> _Set task_
Go through the records line by line and work out how many lines hold the word "RAFAEL". Answer with the number only.

> _Exercise inputs_
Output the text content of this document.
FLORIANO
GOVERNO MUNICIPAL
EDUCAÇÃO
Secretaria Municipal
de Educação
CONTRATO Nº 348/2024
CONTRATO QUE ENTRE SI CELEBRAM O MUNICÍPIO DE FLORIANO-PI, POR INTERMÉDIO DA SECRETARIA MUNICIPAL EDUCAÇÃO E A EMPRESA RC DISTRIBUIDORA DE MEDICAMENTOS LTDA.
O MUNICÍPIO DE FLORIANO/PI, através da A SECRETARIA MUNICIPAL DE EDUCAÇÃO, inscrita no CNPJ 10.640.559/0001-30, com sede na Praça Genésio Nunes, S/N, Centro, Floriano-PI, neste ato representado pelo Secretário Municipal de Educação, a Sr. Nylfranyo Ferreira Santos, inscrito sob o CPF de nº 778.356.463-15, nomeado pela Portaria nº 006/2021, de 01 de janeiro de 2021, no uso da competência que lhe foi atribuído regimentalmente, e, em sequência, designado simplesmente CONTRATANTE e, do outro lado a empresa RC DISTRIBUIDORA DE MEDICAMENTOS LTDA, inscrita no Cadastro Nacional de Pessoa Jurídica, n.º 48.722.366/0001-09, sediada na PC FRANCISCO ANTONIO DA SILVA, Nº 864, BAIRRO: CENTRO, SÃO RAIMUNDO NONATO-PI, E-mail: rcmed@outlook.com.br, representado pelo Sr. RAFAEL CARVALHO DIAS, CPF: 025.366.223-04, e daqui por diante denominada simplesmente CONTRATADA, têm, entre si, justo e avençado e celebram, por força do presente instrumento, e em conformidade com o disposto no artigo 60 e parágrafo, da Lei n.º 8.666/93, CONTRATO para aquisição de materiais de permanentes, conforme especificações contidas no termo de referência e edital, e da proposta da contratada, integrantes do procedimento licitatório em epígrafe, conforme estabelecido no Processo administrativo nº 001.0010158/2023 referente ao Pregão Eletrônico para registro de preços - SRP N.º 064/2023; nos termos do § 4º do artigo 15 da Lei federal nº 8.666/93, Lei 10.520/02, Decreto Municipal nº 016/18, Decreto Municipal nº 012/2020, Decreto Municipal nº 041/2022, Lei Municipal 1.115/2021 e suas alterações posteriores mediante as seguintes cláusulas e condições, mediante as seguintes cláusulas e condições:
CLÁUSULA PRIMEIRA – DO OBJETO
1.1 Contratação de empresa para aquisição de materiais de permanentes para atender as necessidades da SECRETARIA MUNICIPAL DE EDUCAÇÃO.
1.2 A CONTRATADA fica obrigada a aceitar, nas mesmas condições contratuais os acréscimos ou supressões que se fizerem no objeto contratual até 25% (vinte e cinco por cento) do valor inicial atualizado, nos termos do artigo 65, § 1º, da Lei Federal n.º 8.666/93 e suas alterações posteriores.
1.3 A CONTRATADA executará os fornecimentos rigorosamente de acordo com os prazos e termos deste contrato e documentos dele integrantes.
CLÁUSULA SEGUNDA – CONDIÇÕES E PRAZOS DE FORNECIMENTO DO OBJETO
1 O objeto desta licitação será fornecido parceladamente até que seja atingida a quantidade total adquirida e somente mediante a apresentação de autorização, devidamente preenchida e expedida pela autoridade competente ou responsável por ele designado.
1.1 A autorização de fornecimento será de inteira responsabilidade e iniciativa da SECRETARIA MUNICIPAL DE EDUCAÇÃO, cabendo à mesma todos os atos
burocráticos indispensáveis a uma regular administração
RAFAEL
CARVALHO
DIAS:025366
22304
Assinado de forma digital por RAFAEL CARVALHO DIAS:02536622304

> _Full response_
3